§ **Problem to work on**: Find and copy lines holding "Create".

Dataset rows:
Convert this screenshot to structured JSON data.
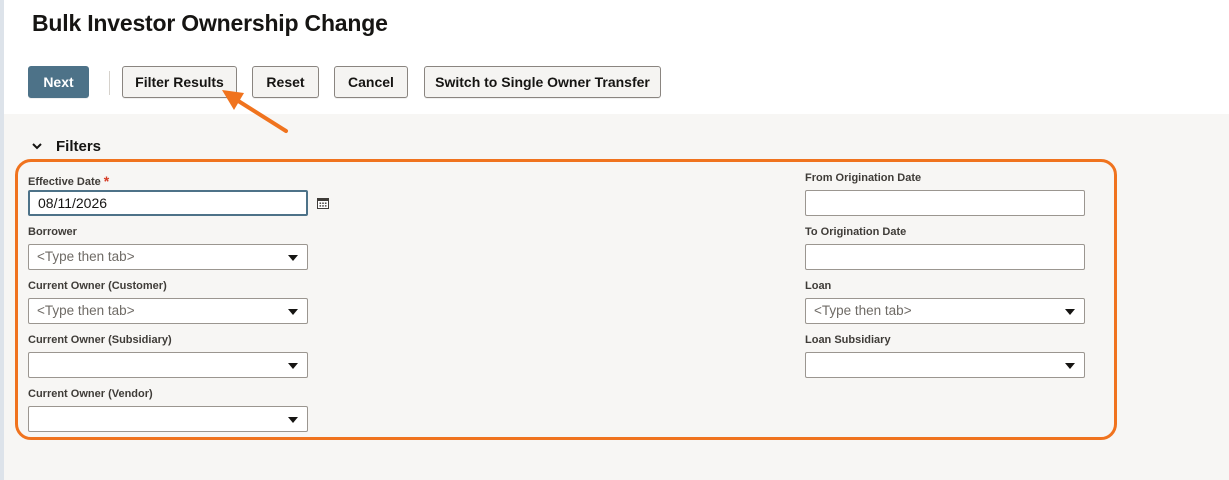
{
  "page": {
    "title": "Bulk Investor Ownership Change"
  },
  "toolbar": {
    "next": "Next",
    "filter_results": "Filter Results",
    "reset": "Reset",
    "cancel": "Cancel",
    "switch_single": "Switch to Single Owner Transfer"
  },
  "filters": {
    "title": "Filters",
    "effective_date": {
      "label": "Effective Date",
      "required_mark": "*",
      "value": "08/11/2026"
    },
    "borrower": {
      "label": "Borrower",
      "placeholder": "<Type then tab>"
    },
    "current_owner_customer": {
      "label": "Current Owner (Customer)",
      "placeholder": "<Type then tab>"
    },
    "current_owner_subsidiary": {
      "label": "Current Owner (Subsidiary)",
      "value": ""
    },
    "current_owner_vendor": {
      "label": "Current Owner (Vendor)",
      "value": ""
    },
    "from_origination_date": {
      "label": "From Origination Date",
      "value": ""
    },
    "to_origination_date": {
      "label": "To Origination Date",
      "value": ""
    },
    "loan": {
      "label": "Loan",
      "placeholder": "<Type then tab>"
    },
    "loan_subsidiary": {
      "label": "Loan Subsidiary",
      "value": ""
    }
  },
  "icons": {
    "calendar": "calendar-icon",
    "collapse": "chevron-down-icon",
    "dropdown": "caret-down-icon"
  },
  "colors": {
    "primary_button": "#4d7288",
    "annotation": "#f0731e",
    "required": "#d63b25"
  }
}
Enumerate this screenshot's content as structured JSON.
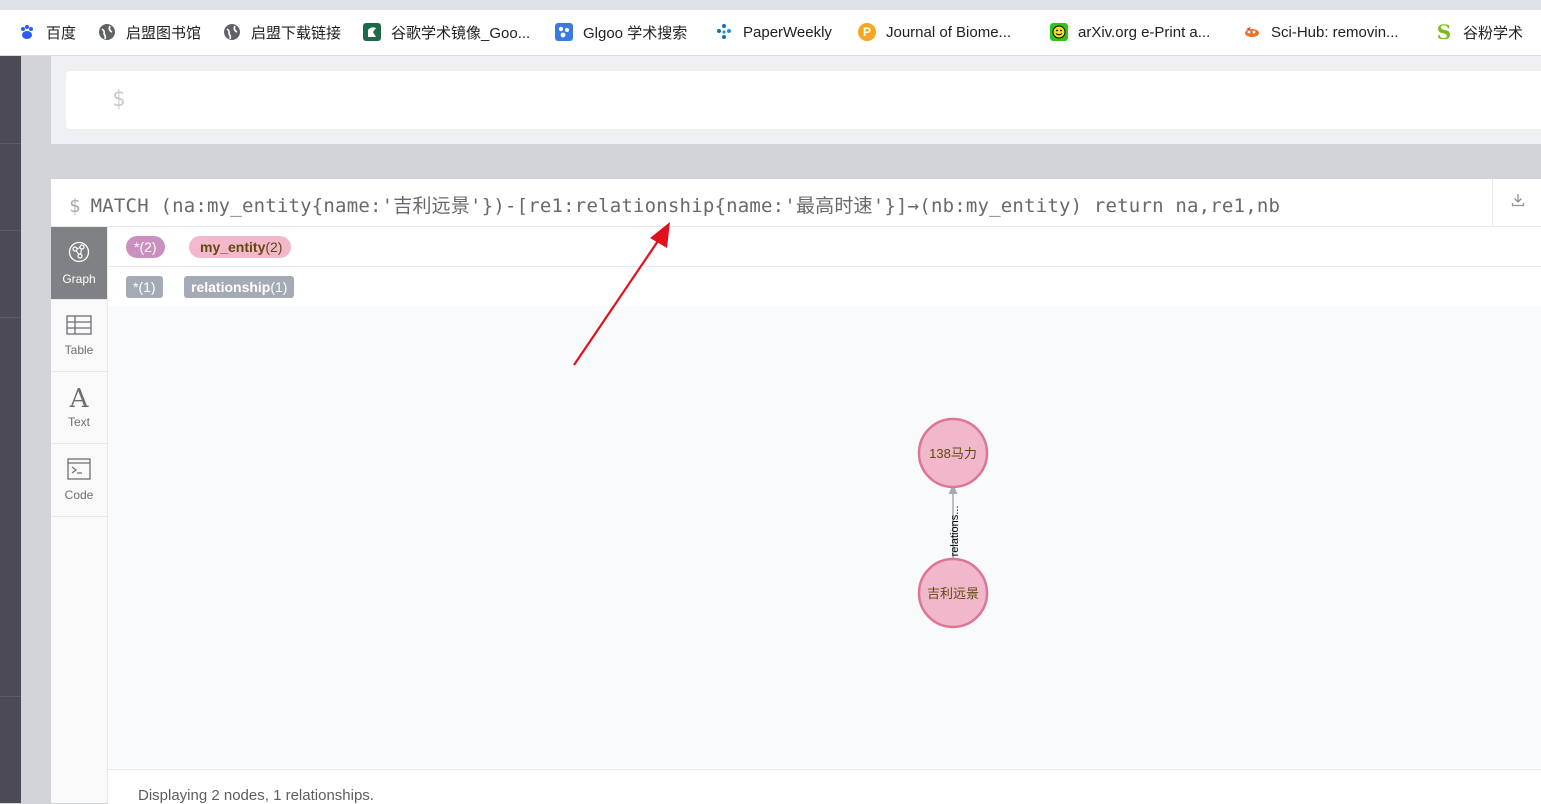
{
  "bookmarks": [
    {
      "label": "百度",
      "icon": "baidu-paw-icon",
      "color": "#2b5ef0"
    },
    {
      "label": "启盟图书馆",
      "icon": "globe-icon",
      "color": "#5f6368"
    },
    {
      "label": "启盟下载链接",
      "icon": "globe-icon",
      "color": "#5f6368"
    },
    {
      "label": "谷歌学术镜像_Goo...",
      "icon": "scholar-mirror-icon",
      "color": "#1e6b4a"
    },
    {
      "label": "Glgoo 学术搜索",
      "icon": "glgoo-icon",
      "color": "#3a7be0"
    },
    {
      "label": "PaperWeekly",
      "icon": "paperweekly-icon",
      "color": "#1b6ca8"
    },
    {
      "label": "Journal of Biome...",
      "icon": "journal-p-icon",
      "color": "#f5a623"
    },
    {
      "label": "arXiv.org e-Print a...",
      "icon": "smiley-icon",
      "color": "#34c21c"
    },
    {
      "label": "Sci-Hub: removin...",
      "icon": "raven-icon",
      "color": "#e8742a"
    },
    {
      "label": "谷粉学术",
      "icon": "gufen-s-icon",
      "color": "#7dbb1f"
    }
  ],
  "editor": {
    "prompt": "$"
  },
  "frame": {
    "prompt": "$",
    "query": "MATCH (na:my_entity{name:'吉利远景'})-[re1:relationship{name:'最高时速'}]→(nb:my_entity) return na,re1,nb"
  },
  "sidenav": [
    {
      "label": "Graph",
      "icon": "graph-icon",
      "active": true
    },
    {
      "label": "Table",
      "icon": "table-icon",
      "active": false
    },
    {
      "label": "Text",
      "icon": "text-icon",
      "active": false
    },
    {
      "label": "Code",
      "icon": "code-icon",
      "active": false
    }
  ],
  "legend": {
    "nodes": [
      {
        "name": "*",
        "count": "(2)"
      },
      {
        "name": "my_entity",
        "count": "(2)"
      }
    ],
    "relationships": [
      {
        "name": "*",
        "count": "(1)"
      },
      {
        "name": "relationship",
        "count": "(1)"
      }
    ]
  },
  "graph": {
    "nodes": [
      {
        "label": "138马力",
        "fill": "#f0b8ca",
        "stroke": "#de7496",
        "text_color": "#604a0e"
      },
      {
        "label": "吉利远景",
        "fill": "#f0b8ca",
        "stroke": "#de7496",
        "text_color": "#604a0e"
      }
    ],
    "relationship": {
      "label": "relations...",
      "color": "#a5abb6"
    }
  },
  "annotation": {
    "arrow_color": "#e0101e"
  },
  "status": "Displaying 2 nodes, 1 relationships.",
  "colors": {
    "sidebar": "#4b4a55",
    "active_tab": "#808184"
  }
}
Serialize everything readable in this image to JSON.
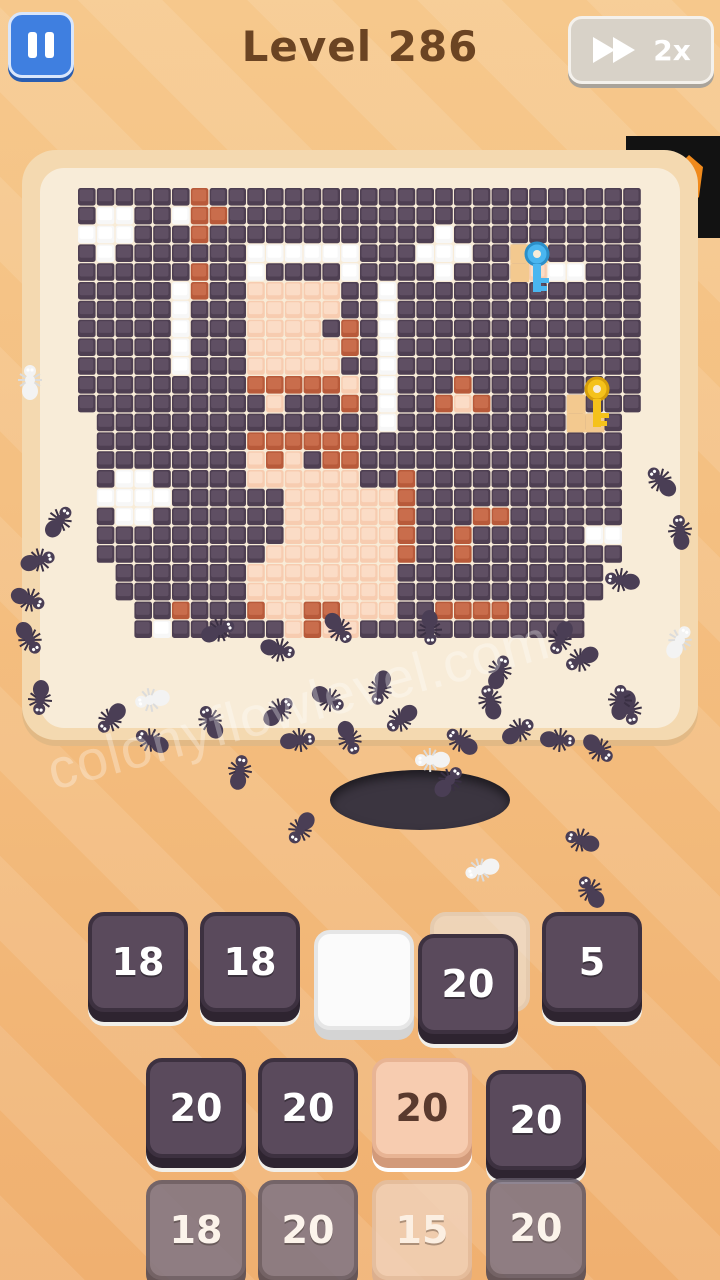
{
  "header": {
    "title": "Level 286",
    "speed_label": "2x"
  },
  "watermark": "colonyflowlevel.com",
  "icons": {
    "pause": "pause-icon",
    "speed": "fast-forward-icon",
    "logo": "tiger-logo",
    "key_blue": "key-icon",
    "key_yellow": "key-icon"
  },
  "colors": {
    "dark_tile": "#4e3f52",
    "peach_tile": "#f7ccb0",
    "rust_tile": "#b85a3a",
    "white_tile": "#ffffff",
    "accent_blue": "#3f7fe0"
  },
  "slots": [
    {
      "value": "18",
      "style": "dark"
    },
    {
      "value": "18",
      "style": "dark"
    },
    {
      "value": "",
      "style": "white"
    },
    {
      "value": "20",
      "style": "dark"
    },
    {
      "value": "5",
      "style": "dark"
    }
  ],
  "queue": [
    {
      "value": "20",
      "style": "dark"
    },
    {
      "value": "20",
      "style": "dark"
    },
    {
      "value": "20",
      "style": "peach"
    },
    {
      "value": "20",
      "style": "dark"
    },
    {
      "value": "18",
      "style": "dim"
    },
    {
      "value": "20",
      "style": "dim"
    },
    {
      "value": "15",
      "style": "peachdim"
    },
    {
      "value": "20",
      "style": "dim"
    }
  ]
}
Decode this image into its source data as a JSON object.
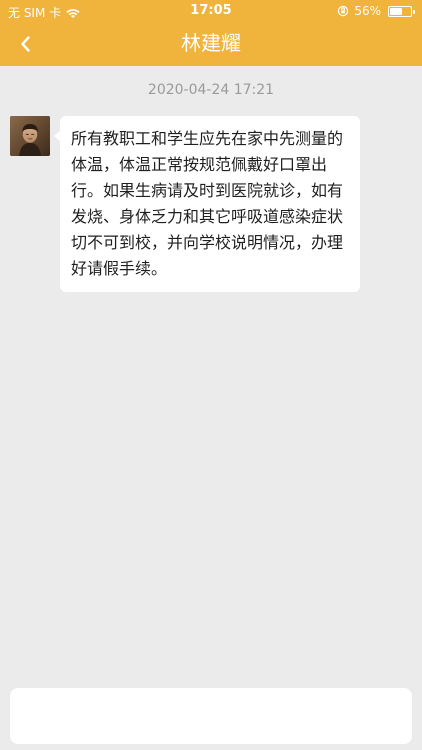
{
  "status_bar": {
    "carrier": "无 SIM 卡",
    "time": "17:05",
    "battery": "56%"
  },
  "header": {
    "title": "林建耀",
    "back_icon": "chevron-left-icon"
  },
  "conversation": {
    "timestamp": "2020-04-24 17:21",
    "messages": [
      {
        "text": "所有教职工和学生应先在家中先测量的体温，体温正常按规范佩戴好口罩出行。如果生病请及时到医院就诊，如有发烧、身体乏力和其它呼吸道感染症状切不可到校，并向学校说明情况，办理好请假手续。"
      }
    ]
  },
  "composer": {
    "value": "",
    "placeholder": ""
  },
  "colors": {
    "accent": "#f0b43c",
    "background": "#ebebeb",
    "bubble": "#ffffff"
  }
}
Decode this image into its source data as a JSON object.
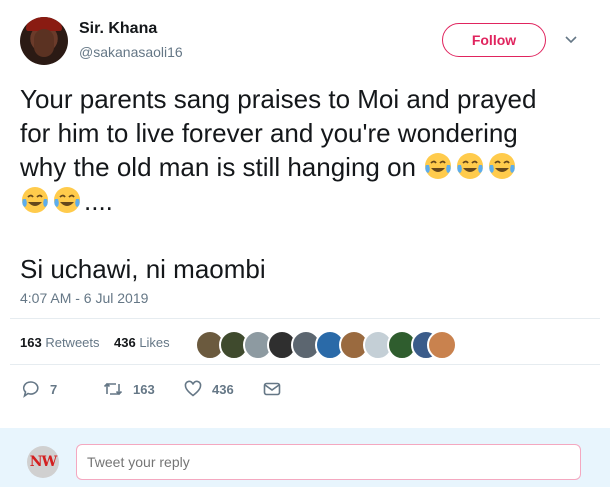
{
  "author": {
    "name": "Sir. Khana",
    "handle": "@sakanasaoli16"
  },
  "follow_label": "Follow",
  "tweet": {
    "line1": "Your parents sang praises to Moi and prayed",
    "line2": "for him to live forever and you're wondering",
    "line3": "why the old man is still hanging on ",
    "line4_suffix": "....",
    "line5": "Si uchawi, ni maombi",
    "emoji": "face-with-tears-of-joy-icon"
  },
  "timestamp": "4:07 AM - 6 Jul 2019",
  "stats": {
    "retweets_count": "163",
    "retweets_label": "Retweets",
    "likes_count": "436",
    "likes_label": "Likes"
  },
  "actions": {
    "replies": "7",
    "retweets": "163",
    "likes": "436"
  },
  "reply": {
    "avatar_text": "NW",
    "placeholder": "Tweet your reply"
  },
  "colors": {
    "accent": "#e0245e",
    "link_blue": "#1da1f2",
    "muted": "#657786",
    "reply_bar": "#e8f5fd"
  }
}
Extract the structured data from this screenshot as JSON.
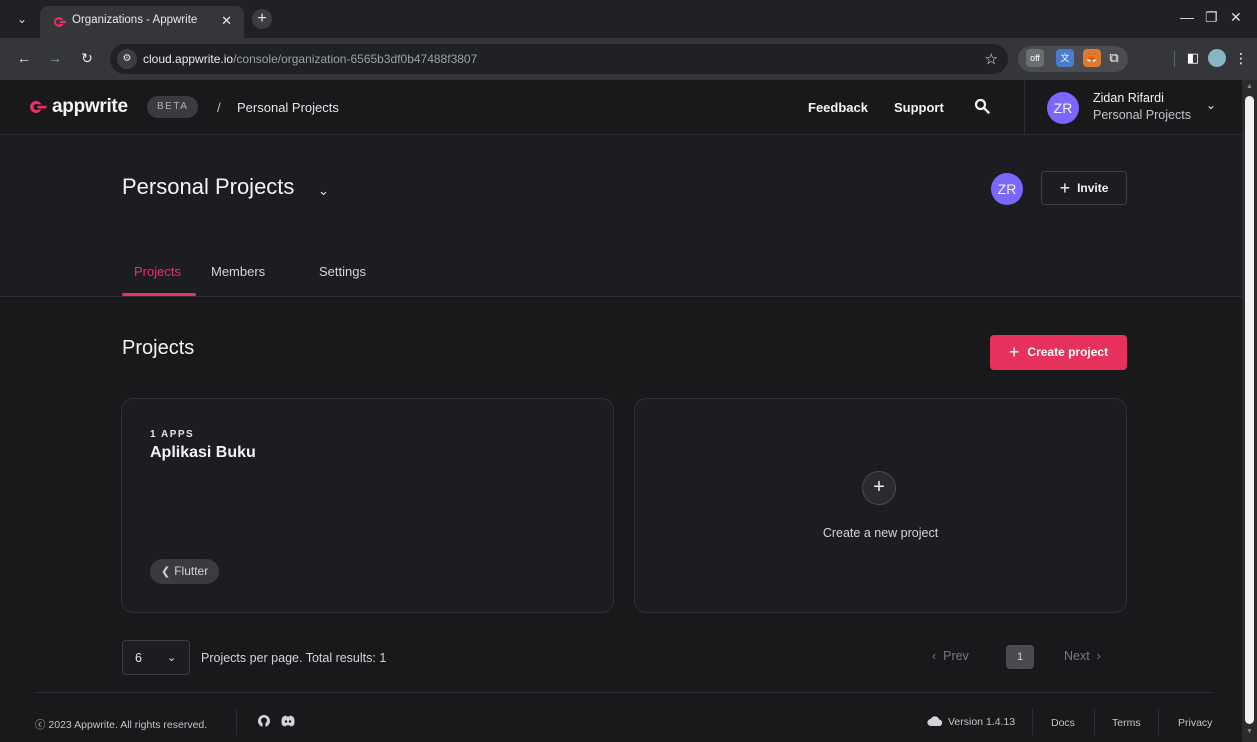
{
  "browser": {
    "tab_title": "Organizations - Appwrite",
    "url_host": "cloud.appwrite.io",
    "url_path": "/console/organization-6565b3df0b47488f3807"
  },
  "header": {
    "logo_text": "appwrite",
    "beta_label": "BETA",
    "breadcrumb_sep": "/",
    "breadcrumb": "Personal Projects",
    "feedback_label": "Feedback",
    "support_label": "Support",
    "user_initials": "ZR",
    "user_name": "Zidan Rifardi",
    "user_org": "Personal Projects"
  },
  "org": {
    "title": "Personal Projects",
    "member_initials": "ZR",
    "invite_label": "Invite",
    "tabs": [
      {
        "label": "Projects",
        "active": true
      },
      {
        "label": "Members",
        "active": false
      },
      {
        "label": "Settings",
        "active": false
      }
    ]
  },
  "projects": {
    "title": "Projects",
    "create_label": "Create project",
    "cards": [
      {
        "apps": "1 APPS",
        "name": "Aplikasi Buku",
        "platform": "Flutter"
      }
    ],
    "new_project_label": "Create a new project"
  },
  "pagination": {
    "per_page": "6",
    "summary": "Projects per page. Total results: 1",
    "prev_label": "Prev",
    "current_page": "1",
    "next_label": "Next"
  },
  "footer": {
    "copyright": "ⓒ 2023 Appwrite. All rights reserved.",
    "version": "Version 1.4.13",
    "docs_label": "Docs",
    "terms_label": "Terms",
    "privacy_label": "Privacy"
  },
  "colors": {
    "accent": "#f02e65",
    "button_primary": "#e6315c",
    "avatar": "#7c67fe",
    "background": "#19191c"
  }
}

§ **Solution for this task**:
    "create_label": "Create project",
    "new_project_label": "Create a new project"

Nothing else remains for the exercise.